The iPad’s Difficult Business Proposition

When I linked last night to John Gruber’s look at the iPad’s tenth anniversary, I opted to focus on its fractured multitasking environment. But there’s another segment that deserves highlighting:

Ten years later, though, I don’t think the iPad has come close to living up to its potential. By the time the Mac turned 10, it had redefined multiple industries. In 1984 almost no graphic designers or illustrators were using computers for work. By 1994 almost all graphic designers and illustrators were using computers for work. The Mac was a revolution. The iPhone was a revolution. The iPad has been a spectacular success, and to tens of millions it is a beloved part of their daily lives, but it has, to date, fallen short of revolutionary.

Ben Thompson:

It’s tempting to dwell on the Jobs point — I really do think the iPad is the product that misses him the most — but the truth is that the long-term sustainable source of innovation on the iPad should have come from 3rd-party developers. Look at Gruber’s example for the Mac of graphic designers and illustrators: while MacPaint showed what was possible, the revolution was led by software from Aldus (PageMaker), Quark (QuarkXPress), and Adobe (Illustrator, Photoshop, Acrobat). By the time the Mac turned 10, Apple was a $2 billion company, while Adobe was worth $1 billion.

There are, needless to say, no companies built on the iPad that are worth anything approaching $1 billion in 2020 dollars, much less in 1994 dollars, even as the total addressable market has exploded, and one big reason is that $4.99 price point. Apple set the standard that highly complex, innovative software that was only possible on the iPad could only ever earn 5 bucks from a customer forever (updates, of course, were free).

Craig Hockenberry:

Universal apps are the worst thing that ever happened to the iPad.

The economics for developers are to make a big iPhone app or ignore the device altogether. No business model = no innovation.

A selection of iPad-optimized apps may continue to differentiate it from its competitors, but it has taken forever to get the biggest developers on board with creating real versions of their software for the iPad. You would have thought Adobe, in particular, would be clamoring to release a true version of Photoshop for the iPad, but it took them until late last year — and it’s still very much a work in progress. Microsoft was much faster, but it still took them over four years after the iPad’s debut to launch a compatible version of Office.

One thing these apps have in common is that they are now subscription-based. On that front, the App Store on the iPhone and iPad has been revolutionary. Apple first encouraged developers to price their iPad software far below Mac equivalents — GarageBand was $5 on the iPad, but Apple charged $79 for iLife on the Mac, of which GarageBand was one part — and has never had an official mechanism for offering paid updates through the App Store. Developers realized that they could instead offer their apps for free and require a paid account; Apple made this arrangement official in 2016. Neither the iPad nor the App Store are singlehandedly responsible for the software-as-a-service business model, but they have each been a beneficiary of it.

Unfortunately, the simplicity of buying a license to use a piece of software has all but vanished.

→ **Brief**: According to the piece on the iPad's business proposition, in what year did Apple make official the arrangement of free apps that require a paid account?

→ **Supplied entries**:
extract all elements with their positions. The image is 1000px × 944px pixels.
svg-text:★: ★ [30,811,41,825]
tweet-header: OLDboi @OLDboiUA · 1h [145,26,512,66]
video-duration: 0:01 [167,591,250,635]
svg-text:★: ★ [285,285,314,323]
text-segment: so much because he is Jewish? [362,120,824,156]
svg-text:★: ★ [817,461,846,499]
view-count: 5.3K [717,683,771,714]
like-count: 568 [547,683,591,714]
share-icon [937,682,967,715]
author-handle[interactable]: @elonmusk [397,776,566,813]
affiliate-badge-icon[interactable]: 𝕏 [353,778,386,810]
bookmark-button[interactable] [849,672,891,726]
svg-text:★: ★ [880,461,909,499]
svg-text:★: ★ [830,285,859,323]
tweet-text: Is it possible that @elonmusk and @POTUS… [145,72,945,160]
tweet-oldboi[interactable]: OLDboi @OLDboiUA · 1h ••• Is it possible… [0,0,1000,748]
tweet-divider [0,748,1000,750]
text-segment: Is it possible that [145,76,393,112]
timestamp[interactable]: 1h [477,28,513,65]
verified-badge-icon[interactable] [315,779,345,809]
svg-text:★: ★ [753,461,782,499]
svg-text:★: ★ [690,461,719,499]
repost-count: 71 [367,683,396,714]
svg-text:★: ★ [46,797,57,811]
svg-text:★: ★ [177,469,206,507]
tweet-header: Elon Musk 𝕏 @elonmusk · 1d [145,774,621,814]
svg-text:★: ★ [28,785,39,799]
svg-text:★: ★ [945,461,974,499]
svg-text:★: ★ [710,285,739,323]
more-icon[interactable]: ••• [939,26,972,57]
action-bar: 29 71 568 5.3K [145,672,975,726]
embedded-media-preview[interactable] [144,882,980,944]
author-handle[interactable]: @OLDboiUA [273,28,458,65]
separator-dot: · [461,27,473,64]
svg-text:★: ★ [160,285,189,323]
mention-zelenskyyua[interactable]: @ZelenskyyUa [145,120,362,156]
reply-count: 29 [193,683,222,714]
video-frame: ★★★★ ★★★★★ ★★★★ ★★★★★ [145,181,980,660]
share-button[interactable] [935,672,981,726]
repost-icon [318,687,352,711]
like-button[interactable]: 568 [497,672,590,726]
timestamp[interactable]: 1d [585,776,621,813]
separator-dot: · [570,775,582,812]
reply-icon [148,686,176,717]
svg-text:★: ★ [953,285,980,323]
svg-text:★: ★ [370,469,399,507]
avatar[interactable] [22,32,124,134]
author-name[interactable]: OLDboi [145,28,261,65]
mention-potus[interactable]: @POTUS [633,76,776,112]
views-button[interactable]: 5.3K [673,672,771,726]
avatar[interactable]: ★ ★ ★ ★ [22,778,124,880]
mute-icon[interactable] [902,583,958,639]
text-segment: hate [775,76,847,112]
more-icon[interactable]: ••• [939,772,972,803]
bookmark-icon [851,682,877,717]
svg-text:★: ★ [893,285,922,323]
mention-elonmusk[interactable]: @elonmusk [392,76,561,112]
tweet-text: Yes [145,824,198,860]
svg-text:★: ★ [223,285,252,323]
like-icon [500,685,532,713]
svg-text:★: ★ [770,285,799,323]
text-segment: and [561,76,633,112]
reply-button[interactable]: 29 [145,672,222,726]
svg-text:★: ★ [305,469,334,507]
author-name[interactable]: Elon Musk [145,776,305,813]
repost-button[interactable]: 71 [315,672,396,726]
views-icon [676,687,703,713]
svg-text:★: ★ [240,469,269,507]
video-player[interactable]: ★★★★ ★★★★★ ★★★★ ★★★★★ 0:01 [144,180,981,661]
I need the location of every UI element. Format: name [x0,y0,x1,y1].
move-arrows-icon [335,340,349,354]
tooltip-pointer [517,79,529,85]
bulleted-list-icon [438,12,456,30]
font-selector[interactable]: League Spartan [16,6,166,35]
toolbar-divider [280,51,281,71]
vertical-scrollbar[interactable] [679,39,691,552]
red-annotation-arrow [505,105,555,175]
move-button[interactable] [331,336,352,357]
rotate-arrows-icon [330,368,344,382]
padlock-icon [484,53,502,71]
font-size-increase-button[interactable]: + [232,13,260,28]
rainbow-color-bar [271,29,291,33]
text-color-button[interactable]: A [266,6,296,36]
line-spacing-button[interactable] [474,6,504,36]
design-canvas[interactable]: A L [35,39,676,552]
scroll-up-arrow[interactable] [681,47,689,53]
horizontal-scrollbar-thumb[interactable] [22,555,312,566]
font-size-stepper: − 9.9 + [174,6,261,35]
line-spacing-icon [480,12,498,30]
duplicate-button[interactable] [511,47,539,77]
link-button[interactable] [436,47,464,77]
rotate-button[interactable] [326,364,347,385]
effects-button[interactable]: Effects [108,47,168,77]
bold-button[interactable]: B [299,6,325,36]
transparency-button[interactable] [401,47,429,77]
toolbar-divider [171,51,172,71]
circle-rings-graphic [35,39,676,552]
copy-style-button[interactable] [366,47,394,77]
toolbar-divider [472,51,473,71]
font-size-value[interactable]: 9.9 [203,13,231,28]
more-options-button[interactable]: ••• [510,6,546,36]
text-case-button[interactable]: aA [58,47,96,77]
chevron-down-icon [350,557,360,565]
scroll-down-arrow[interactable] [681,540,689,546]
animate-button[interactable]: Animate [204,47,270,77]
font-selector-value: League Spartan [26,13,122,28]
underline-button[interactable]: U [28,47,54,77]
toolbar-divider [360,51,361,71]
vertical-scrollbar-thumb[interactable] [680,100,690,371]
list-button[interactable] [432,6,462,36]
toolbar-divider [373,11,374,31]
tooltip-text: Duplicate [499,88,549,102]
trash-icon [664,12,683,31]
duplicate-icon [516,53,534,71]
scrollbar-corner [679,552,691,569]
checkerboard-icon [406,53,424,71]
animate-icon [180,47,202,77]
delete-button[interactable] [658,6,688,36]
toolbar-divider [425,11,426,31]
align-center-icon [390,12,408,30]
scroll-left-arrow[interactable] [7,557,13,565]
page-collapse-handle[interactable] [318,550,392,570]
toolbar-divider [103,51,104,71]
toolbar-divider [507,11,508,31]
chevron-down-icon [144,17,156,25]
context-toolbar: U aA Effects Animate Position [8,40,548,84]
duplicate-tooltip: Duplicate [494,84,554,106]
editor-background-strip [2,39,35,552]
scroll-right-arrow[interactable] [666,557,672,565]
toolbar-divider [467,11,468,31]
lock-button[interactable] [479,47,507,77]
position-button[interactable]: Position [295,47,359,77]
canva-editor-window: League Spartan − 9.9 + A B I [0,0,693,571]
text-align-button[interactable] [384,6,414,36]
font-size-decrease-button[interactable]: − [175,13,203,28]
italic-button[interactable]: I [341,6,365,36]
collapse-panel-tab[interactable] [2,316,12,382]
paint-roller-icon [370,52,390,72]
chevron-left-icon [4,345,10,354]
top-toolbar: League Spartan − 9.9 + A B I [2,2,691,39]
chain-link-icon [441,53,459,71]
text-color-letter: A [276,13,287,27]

→ **Answer to this task**: 2016